[Data records]
◆ ◆ ◆
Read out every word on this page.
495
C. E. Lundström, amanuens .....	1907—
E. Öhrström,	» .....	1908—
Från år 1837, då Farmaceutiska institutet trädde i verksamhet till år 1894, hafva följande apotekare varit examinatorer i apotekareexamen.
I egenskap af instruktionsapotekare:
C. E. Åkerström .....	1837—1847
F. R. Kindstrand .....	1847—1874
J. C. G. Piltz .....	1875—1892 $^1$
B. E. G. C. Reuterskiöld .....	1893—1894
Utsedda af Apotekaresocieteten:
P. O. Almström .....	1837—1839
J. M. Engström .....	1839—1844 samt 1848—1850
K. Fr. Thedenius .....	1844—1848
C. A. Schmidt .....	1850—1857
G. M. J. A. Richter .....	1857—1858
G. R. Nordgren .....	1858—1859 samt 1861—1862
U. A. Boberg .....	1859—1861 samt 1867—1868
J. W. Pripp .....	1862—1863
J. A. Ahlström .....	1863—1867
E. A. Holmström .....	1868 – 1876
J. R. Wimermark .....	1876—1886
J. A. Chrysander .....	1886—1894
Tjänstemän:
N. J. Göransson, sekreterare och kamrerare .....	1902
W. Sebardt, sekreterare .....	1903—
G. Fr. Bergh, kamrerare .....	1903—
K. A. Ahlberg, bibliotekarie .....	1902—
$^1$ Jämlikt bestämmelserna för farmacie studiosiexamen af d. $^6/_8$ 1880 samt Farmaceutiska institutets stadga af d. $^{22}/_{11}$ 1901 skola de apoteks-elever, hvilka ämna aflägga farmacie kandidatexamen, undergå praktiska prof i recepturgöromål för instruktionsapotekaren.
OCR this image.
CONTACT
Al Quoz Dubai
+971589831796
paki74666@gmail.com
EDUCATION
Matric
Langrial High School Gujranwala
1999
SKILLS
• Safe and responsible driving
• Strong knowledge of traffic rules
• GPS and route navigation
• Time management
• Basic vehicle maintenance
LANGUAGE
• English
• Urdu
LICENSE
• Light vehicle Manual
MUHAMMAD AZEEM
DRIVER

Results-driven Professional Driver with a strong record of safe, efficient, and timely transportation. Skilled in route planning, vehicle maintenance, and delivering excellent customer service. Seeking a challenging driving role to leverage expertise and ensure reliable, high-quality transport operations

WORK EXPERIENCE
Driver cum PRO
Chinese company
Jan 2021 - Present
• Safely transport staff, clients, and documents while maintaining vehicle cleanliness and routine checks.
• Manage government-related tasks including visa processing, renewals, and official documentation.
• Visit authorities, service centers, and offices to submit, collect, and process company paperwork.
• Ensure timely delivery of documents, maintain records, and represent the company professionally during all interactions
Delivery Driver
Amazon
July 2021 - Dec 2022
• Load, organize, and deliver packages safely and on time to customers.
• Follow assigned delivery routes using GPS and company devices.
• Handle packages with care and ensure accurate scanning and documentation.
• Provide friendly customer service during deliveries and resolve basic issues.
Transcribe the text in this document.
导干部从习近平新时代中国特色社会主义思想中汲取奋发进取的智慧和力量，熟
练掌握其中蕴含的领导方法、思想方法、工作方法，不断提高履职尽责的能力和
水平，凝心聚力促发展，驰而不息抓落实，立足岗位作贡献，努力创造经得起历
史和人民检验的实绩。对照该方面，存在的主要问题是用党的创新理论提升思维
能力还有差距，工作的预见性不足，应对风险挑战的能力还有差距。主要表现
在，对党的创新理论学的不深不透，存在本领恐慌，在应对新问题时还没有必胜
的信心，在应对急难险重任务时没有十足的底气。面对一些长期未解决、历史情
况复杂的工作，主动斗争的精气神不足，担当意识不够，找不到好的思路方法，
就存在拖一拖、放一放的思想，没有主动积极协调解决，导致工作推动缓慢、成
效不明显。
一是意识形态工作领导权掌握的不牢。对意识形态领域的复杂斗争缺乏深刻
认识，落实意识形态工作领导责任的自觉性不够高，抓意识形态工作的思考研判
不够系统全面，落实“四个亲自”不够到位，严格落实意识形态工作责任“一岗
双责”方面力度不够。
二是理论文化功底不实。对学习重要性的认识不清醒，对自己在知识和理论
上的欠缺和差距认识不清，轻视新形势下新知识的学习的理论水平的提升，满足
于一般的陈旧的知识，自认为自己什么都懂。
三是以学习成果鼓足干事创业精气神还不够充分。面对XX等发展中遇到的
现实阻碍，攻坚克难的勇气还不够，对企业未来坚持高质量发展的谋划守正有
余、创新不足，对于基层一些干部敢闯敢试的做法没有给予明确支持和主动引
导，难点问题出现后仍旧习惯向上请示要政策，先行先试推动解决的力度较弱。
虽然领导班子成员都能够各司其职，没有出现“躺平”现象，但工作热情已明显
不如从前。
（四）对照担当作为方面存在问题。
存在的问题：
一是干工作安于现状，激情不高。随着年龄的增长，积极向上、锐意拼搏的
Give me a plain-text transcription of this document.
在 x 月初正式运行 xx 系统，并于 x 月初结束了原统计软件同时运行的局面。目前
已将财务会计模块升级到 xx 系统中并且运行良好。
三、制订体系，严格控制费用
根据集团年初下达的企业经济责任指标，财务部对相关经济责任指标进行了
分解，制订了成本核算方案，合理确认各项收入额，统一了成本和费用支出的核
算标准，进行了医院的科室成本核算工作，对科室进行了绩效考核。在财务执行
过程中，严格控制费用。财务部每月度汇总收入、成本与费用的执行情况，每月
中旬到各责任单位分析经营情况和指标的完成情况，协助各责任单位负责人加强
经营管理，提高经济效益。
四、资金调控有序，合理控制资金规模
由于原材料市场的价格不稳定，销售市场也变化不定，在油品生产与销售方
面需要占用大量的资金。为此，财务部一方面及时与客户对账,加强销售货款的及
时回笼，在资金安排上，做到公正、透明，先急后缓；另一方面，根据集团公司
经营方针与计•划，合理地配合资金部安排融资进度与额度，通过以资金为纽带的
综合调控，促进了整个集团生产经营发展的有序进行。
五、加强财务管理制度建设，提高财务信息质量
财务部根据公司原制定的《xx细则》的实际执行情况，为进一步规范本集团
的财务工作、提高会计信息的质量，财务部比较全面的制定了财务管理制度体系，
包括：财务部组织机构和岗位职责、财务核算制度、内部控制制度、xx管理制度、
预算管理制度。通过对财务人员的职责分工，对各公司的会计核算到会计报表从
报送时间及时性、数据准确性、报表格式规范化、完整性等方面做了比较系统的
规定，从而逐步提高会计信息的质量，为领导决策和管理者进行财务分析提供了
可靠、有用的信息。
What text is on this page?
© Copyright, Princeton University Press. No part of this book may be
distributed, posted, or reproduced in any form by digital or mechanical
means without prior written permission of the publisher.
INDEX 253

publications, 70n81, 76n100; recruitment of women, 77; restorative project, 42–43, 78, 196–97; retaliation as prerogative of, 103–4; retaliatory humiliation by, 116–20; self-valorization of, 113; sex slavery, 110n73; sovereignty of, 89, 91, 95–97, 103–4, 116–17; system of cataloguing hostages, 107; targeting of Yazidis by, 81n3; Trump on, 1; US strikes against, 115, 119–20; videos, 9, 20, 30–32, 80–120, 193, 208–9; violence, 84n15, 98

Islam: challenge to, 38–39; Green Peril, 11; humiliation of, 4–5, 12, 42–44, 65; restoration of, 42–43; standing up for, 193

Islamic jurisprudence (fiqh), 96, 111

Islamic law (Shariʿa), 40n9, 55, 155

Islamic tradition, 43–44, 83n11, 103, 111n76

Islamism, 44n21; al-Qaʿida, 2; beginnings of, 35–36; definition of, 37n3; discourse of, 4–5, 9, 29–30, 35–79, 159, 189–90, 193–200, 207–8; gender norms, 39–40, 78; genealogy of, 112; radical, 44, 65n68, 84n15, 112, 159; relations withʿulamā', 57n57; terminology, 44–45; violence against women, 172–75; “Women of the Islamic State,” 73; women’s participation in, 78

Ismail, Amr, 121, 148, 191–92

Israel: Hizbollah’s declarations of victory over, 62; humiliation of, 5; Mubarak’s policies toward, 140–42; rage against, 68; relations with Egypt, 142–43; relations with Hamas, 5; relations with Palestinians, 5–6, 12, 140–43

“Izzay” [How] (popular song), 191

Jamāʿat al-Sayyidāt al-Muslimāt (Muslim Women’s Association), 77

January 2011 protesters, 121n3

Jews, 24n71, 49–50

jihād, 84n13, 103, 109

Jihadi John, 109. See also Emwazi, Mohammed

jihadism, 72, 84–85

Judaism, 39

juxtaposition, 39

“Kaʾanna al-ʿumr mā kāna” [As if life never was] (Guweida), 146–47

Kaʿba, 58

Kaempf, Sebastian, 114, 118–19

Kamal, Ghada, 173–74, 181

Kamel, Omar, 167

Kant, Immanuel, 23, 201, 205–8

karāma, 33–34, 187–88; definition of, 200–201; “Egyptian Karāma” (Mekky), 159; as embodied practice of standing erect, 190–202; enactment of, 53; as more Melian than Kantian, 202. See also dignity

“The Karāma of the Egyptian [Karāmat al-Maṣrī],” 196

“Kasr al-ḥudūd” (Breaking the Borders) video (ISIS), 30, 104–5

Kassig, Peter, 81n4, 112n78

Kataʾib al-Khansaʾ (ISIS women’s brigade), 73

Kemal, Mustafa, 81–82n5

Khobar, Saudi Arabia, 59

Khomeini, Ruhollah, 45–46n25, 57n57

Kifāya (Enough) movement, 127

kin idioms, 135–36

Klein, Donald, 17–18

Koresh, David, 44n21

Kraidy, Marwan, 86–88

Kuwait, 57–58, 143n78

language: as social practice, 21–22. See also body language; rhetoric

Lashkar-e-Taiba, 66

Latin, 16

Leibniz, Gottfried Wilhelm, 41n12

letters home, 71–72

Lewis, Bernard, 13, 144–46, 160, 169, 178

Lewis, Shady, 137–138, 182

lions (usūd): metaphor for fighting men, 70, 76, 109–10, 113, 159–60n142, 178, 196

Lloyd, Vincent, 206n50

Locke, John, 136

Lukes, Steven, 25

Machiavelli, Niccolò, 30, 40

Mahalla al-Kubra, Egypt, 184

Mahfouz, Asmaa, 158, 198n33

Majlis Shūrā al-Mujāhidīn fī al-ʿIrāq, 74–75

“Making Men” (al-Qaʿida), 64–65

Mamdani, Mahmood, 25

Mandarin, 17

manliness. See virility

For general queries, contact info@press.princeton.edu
◆ ◆ ◆
Task prompt: Search the preceding listing for the word "company" and pull out every line that holds it.

The answer:
Chinese company
• Visit authorities, service centers, and offices to submit, collect, and process company paperwork.
• Ensure timely delivery of documents, maintain records, and represent the company professionally during all interactions
• Follow assigned delivery routes using GPS and company devices.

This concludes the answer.